== Dataset content ==
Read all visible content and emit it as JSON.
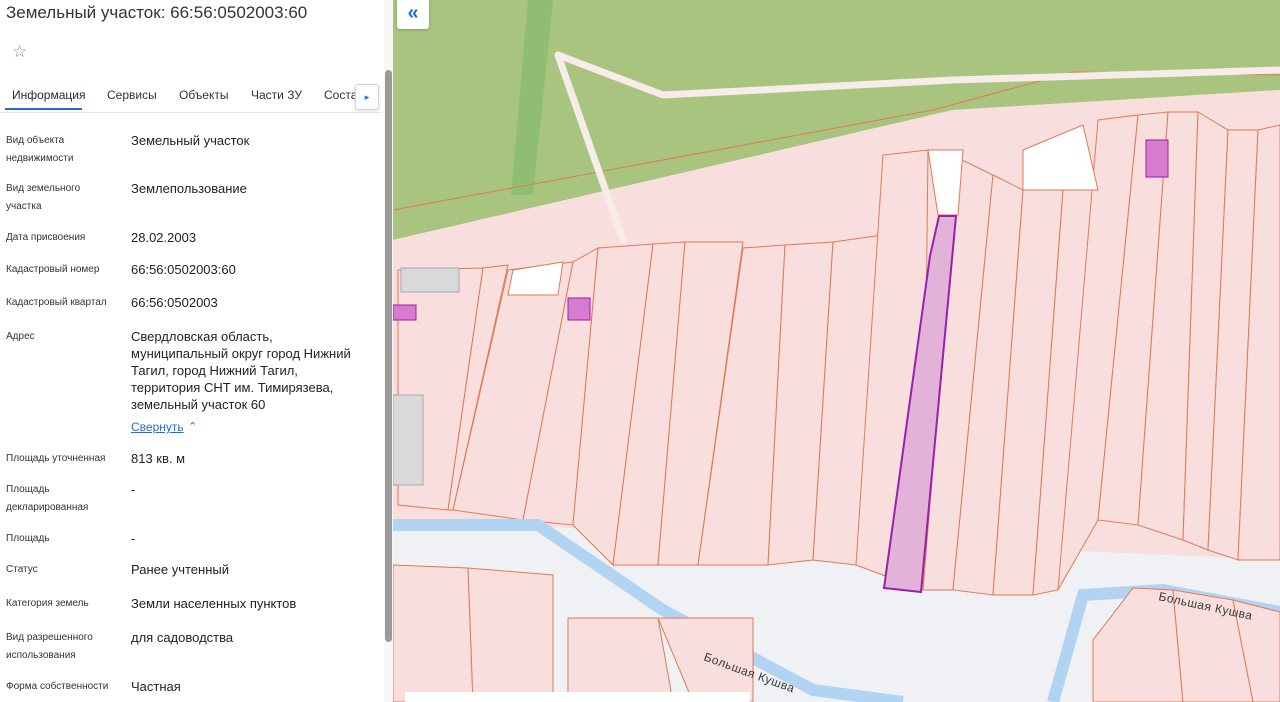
{
  "panel": {
    "title": "Земельный участок: 66:56:0502003:60",
    "tabs": [
      "Информация",
      "Сервисы",
      "Объекты",
      "Части ЗУ",
      "Соста"
    ],
    "tab_scroll_glyph": "▸",
    "favorite_icon": "☆",
    "collapse_link": "Свернуть",
    "collapse_chevron": "⌃",
    "fields": {
      "object_type": {
        "label": "Вид объекта недвижимости",
        "value": "Земельный участок"
      },
      "land_type": {
        "label": "Вид земельного участка",
        "value": "Землепользование"
      },
      "assign_date": {
        "label": "Дата присвоения",
        "value": "28.02.2003"
      },
      "cadastral_number": {
        "label": "Кадастровый номер",
        "value": "66:56:0502003:60"
      },
      "cadastral_quarter": {
        "label": "Кадастровый квартал",
        "value": "66:56:0502003"
      },
      "address": {
        "label": "Адрес",
        "lines": [
          "Свердловская область,",
          "муниципальный округ город Нижний",
          "Тагил, город Нижний Тагил,",
          "территория СНТ им. Тимирязева,",
          "земельный участок 60"
        ]
      },
      "area_refined": {
        "label": "Площадь уточненная",
        "value": "813 кв. м"
      },
      "area_declared": {
        "label": "Площадь декларированная",
        "value": "-"
      },
      "area": {
        "label": "Площадь",
        "value": "-"
      },
      "status": {
        "label": "Статус",
        "value": "Ранее учтенный"
      },
      "land_category": {
        "label": "Категория земель",
        "value": "Земли населенных пунктов"
      },
      "permitted_use": {
        "label": "Вид разрешенного использования",
        "value": "для садоводства"
      },
      "ownership": {
        "label": "Форма собственности",
        "value": "Частная"
      }
    }
  },
  "map": {
    "collapse_icon": "«",
    "river_labels": [
      "Большая Кушва",
      "Большая Кушва"
    ],
    "colors": {
      "forest": "#a9c47f",
      "parcel_fill": "#f8dedd",
      "parcel_stroke": "#e07a55",
      "selected_stroke": "#9b1fa8",
      "selected_fill": "#e2b2d8",
      "river": "#b3d3f3",
      "road": "#f7ecea"
    }
  }
}
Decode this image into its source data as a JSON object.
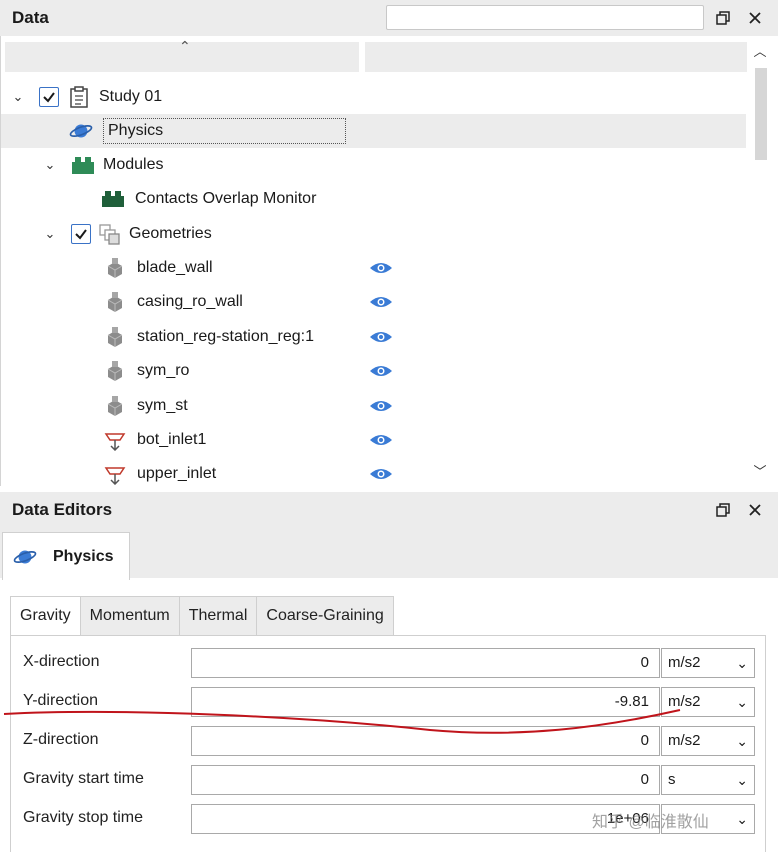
{
  "data_panel": {
    "title": "Data",
    "search": {
      "value": "",
      "placeholder": ""
    },
    "tree": [
      {
        "label": "Study 01",
        "level": 0,
        "expanded": true,
        "checked": true,
        "icon": "clipboard-icon"
      },
      {
        "label": "Physics",
        "level": 1,
        "selected": true,
        "icon": "planet-icon"
      },
      {
        "label": "Modules",
        "level": 1,
        "expanded": true,
        "icon": "modules-icon"
      },
      {
        "label": "Contacts Overlap Monitor",
        "level": 2,
        "icon": "module-block-icon"
      },
      {
        "label": "Geometries",
        "level": 1,
        "expanded": true,
        "checked": true,
        "icon": "geometries-icon"
      },
      {
        "label": "blade_wall",
        "level": 2,
        "icon": "geometry-cube-icon",
        "visible": true
      },
      {
        "label": "casing_ro_wall",
        "level": 2,
        "icon": "geometry-cube-icon",
        "visible": true
      },
      {
        "label": "station_reg-station_reg:1",
        "level": 2,
        "icon": "geometry-cube-icon",
        "visible": true
      },
      {
        "label": "sym_ro",
        "level": 2,
        "icon": "geometry-cube-icon",
        "visible": true
      },
      {
        "label": "sym_st",
        "level": 2,
        "icon": "geometry-cube-icon",
        "visible": true
      },
      {
        "label": "bot_inlet1",
        "level": 2,
        "icon": "inlet-icon",
        "visible": true
      },
      {
        "label": "upper_inlet",
        "level": 2,
        "icon": "inlet-icon",
        "visible": true
      }
    ]
  },
  "editors_panel": {
    "title": "Data Editors",
    "tab_label": "Physics",
    "sub_tabs": [
      "Gravity",
      "Momentum",
      "Thermal",
      "Coarse-Graining"
    ],
    "active_sub_tab": "Gravity",
    "properties": [
      {
        "label": "X-direction",
        "value": "0",
        "unit": "m/s2"
      },
      {
        "label": "Y-direction",
        "value": "-9.81",
        "unit": "m/s2"
      },
      {
        "label": "Z-direction",
        "value": "0",
        "unit": "m/s2"
      },
      {
        "label": "Gravity start time",
        "value": "0",
        "unit": "s"
      },
      {
        "label": "Gravity stop time",
        "value": "1e+06",
        "unit": ""
      }
    ]
  },
  "watermark": "知乎 @临淮散仙",
  "colors": {
    "accent": "#3a72c6",
    "eye": "#3a7bd5",
    "module_green": "#2e8b57",
    "annotation_red": "#c0141b"
  }
}
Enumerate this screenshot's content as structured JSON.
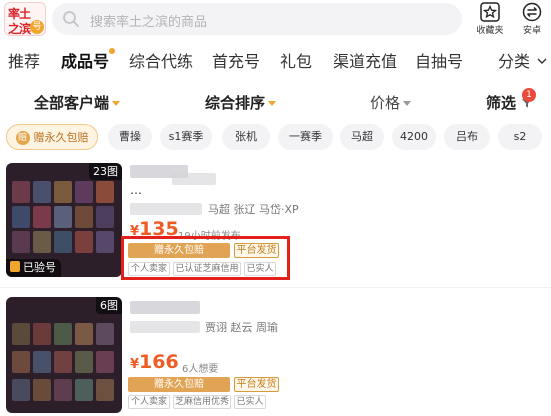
===
● **Instruction**: In your copy, leave out the pictures and reproduce the material above exactly.

● **Worked answer**:
Read all visible content and emit it as JSON.
{
  "panel": {
    "title": "Земельный участок: 66:56:0502003:60",
    "tabs": [
      "Информация",
      "Сервисы",
      "Объекты",
      "Части ЗУ",
      "Соста"
    ],
    "tab_scroll_glyph": "▸",
    "favorite_icon": "☆",
    "collapse_link": "Свернуть",
    "collapse_chevron": "⌃",
    "fields": {
      "object_type": {
        "label": "Вид объекта недвижимости",
        "value": "Земельный участок"
      },
      "land_type": {
        "label": "Вид земельного участка",
        "value": "Землепользование"
      },
      "assign_date": {
        "label": "Дата присвоения",
        "value": "28.02.2003"
      },
      "cadastral_number": {
        "label": "Кадастровый номер",
        "value": "66:56:0502003:60"
      },
      "cadastral_quarter": {
        "label": "Кадастровый квартал",
        "value": "66:56:0502003"
      },
      "address": {
        "label": "Адрес",
        "lines": [
          "Свердловская область,",
          "муниципальный округ город Нижний",
          "Тагил, город Нижний Тагил,",
          "территория СНТ им. Тимирязева,",
          "земельный участок 60"
        ]
      },
      "area_refined": {
        "label": "Площадь уточненная",
        "value": "813 кв. м"
      },
      "area_declared": {
        "label": "Площадь декларированная",
        "value": "-"
      },
      "area": {
        "label": "Площадь",
        "value": "-"
      },
      "status": {
        "label": "Статус",
        "value": "Ранее учтенный"
      },
      "land_category": {
        "label": "Категория земель",
        "value": "Земли населенных пунктов"
      },
      "permitted_use": {
        "label": "Вид разрешенного использования",
        "value": "для садоводства"
      },
      "ownership": {
        "label": "Форма собственности",
        "value": "Частная"
      }
    }
  },
  "map": {
    "collapse_icon": "«",
    "river_labels": [
      "Большая Кушва",
      "Большая Кушва"
    ],
    "colors": {
      "forest": "#a9c47f",
      "parcel_fill": "#f8dedd",
      "parcel_stroke": "#e07a55",
      "selected_stroke": "#9b1fa8",
      "selected_fill": "#e2b2d8",
      "river": "#b3d3f3",
      "road": "#f7ecea"
    }
  }
}
Decode this image into its source data as a JSON object.
{
  "data_panel": {
    "title": "Data",
    "search": {
      "value": "",
      "placeholder": ""
    },
    "tree": [
      {
        "label": "Study 01",
        "level": 0,
        "expanded": true,
        "checked": true,
        "icon": "clipboard-icon"
      },
      {
        "label": "Physics",
        "level": 1,
        "selected": true,
        "icon": "planet-icon"
      },
      {
        "label": "Modules",
        "level": 1,
        "expanded": true,
        "icon": "modules-icon"
      },
      {
        "label": "Contacts Overlap Monitor",
        "level": 2,
        "icon": "module-block-icon"
      },
      {
        "label": "Geometries",
        "level": 1,
        "expanded": true,
        "checked": true,
        "icon": "geometries-icon"
      },
      {
        "label": "blade_wall",
        "level": 2,
        "icon": "geometry-cube-icon",
        "visible": true
      },
      {
        "label": "casing_ro_wall",
        "level": 2,
        "icon": "geometry-cube-icon",
        "visible": true
      },
      {
        "label": "station_reg-station_reg:1",
        "level": 2,
        "icon": "geometry-cube-icon",
        "visible": true
      },
      {
        "label": "sym_ro",
        "level": 2,
        "icon": "geometry-cube-icon",
        "visible": true
      },
      {
        "label": "sym_st",
        "level": 2,
        "icon": "geometry-cube-icon",
        "visible": true
      },
      {
        "label": "bot_inlet1",
        "level": 2,
        "icon": "inlet-icon",
        "visible": true
      },
      {
        "label": "upper_inlet",
        "level": 2,
        "icon": "inlet-icon",
        "visible": true
      }
    ]
  },
  "editors_panel": {
    "title": "Data Editors",
    "tab_label": "Physics",
    "sub_tabs": [
      "Gravity",
      "Momentum",
      "Thermal",
      "Coarse-Graining"
    ],
    "active_sub_tab": "Gravity",
    "properties": [
      {
        "label": "X-direction",
        "value": "0",
        "unit": "m/s2"
      },
      {
        "label": "Y-direction",
        "value": "-9.81",
        "unit": "m/s2"
      },
      {
        "label": "Z-direction",
        "value": "0",
        "unit": "m/s2"
      },
      {
        "label": "Gravity start time",
        "value": "0",
        "unit": "s"
      },
      {
        "label": "Gravity stop time",
        "value": "1e+06",
        "unit": ""
      }
    ]
  },
  "watermark": "知乎 @临淮散仙",
  "colors": {
    "accent": "#3a72c6",
    "eye": "#3a7bd5",
    "module_green": "#2e8b57",
    "annotation_red": "#c0141b"
  }
}
Enumerate this screenshot's content as structured JSON.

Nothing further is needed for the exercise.